Given instruction.
Reproduce all of the entries below, replacing the word "rotary" with "rotating" wherever it occurs and leaving everything else unchanged.

· · ·

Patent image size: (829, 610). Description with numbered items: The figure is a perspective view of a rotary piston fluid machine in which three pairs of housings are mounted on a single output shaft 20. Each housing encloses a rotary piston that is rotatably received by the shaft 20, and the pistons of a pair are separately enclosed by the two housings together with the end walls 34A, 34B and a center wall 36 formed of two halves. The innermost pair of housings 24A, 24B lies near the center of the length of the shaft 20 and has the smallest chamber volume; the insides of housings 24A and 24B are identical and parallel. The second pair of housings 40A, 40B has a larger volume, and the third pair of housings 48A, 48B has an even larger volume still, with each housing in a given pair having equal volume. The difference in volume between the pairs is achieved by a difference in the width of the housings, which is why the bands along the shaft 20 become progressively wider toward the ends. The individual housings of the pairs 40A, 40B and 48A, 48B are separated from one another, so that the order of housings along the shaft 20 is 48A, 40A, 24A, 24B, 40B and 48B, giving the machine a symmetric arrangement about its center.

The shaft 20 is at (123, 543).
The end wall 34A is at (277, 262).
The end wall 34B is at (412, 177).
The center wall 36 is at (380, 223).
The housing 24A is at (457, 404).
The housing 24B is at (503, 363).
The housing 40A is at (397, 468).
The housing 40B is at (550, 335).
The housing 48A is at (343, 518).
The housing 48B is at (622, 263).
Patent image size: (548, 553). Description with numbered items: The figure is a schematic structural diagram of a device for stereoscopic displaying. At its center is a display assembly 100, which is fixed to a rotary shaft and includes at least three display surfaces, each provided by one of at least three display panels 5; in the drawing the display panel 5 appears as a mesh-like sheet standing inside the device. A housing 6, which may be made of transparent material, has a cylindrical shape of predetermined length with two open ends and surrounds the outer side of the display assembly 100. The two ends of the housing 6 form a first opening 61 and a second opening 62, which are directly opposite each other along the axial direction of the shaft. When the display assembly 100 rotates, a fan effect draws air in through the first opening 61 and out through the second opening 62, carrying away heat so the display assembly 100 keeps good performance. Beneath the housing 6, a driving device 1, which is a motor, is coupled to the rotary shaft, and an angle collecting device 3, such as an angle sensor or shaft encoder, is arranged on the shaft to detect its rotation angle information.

· · ·

Written answer.
Patent image size: (829, 610). Description with numbered items: The figure is a perspective view of a rotating piston fluid machine in which three pairs of housings are mounted on a single output shaft 20. Each housing encloses a rotating piston that is rotatably received by the shaft 20, and the pistons of a pair are separately enclosed by the two housings together with the end walls 34A, 34B and a center wall 36 formed of two halves. The innermost pair of housings 24A, 24B lies near the center of the length of the shaft 20 and has the smallest chamber volume; the insides of housings 24A and 24B are identical and parallel. The second pair of housings 40A, 40B has a larger volume, and the third pair of housings 48A, 48B has an even larger volume still, with each housing in a given pair having equal volume. The difference in volume between the pairs is achieved by a difference in the width of the housings, which is why the bands along the shaft 20 become progressively wider toward the ends. The individual housings of the pairs 40A, 40B and 48A, 48B are separated from one another, so that the order of housings along the shaft 20 is 48A, 40A, 24A, 24B, 40B and 48B, giving the machine a symmetric arrangement about its center.

The shaft 20 is at (123, 543).
The end wall 34A is at (277, 262).
The end wall 34B is at (412, 177).
The center wall 36 is at (380, 223).
The housing 24A is at (457, 404).
The housing 24B is at (503, 363).
The housing 40A is at (397, 468).
The housing 40B is at (550, 335).
The housing 48A is at (343, 518).
The housing 48B is at (622, 263).
Patent image size: (548, 553). Description with numbered items: The figure is a schematic structural diagram of a device for stereoscopic displaying. At its center is a display assembly 100, which is fixed to a rotating shaft and includes at least three display surfaces, each provided by one of at least three display panels 5; in the drawing the display panel 5 appears as a mesh-like sheet standing inside the device. A housing 6, which may be made of transparent material, has a cylindrical shape of predetermined length with two open ends and surrounds the outer side of the display assembly 100. The two ends of the housing 6 form a first opening 61 and a second opening 62, which are directly opposite each other along the axial direction of the shaft. When the display assembly 100 rotates, a fan effect draws air in through the first opening 61 and out through the second opening 62, carrying away heat so the display assembly 100 keeps good performance. Beneath the housing 6, a driving device 1, which is a motor, is coupled to the rotating shaft, and an angle collecting device 3, such as an angle sensor or shaft encoder, is arranged on the shaft to detect its rotation angle information.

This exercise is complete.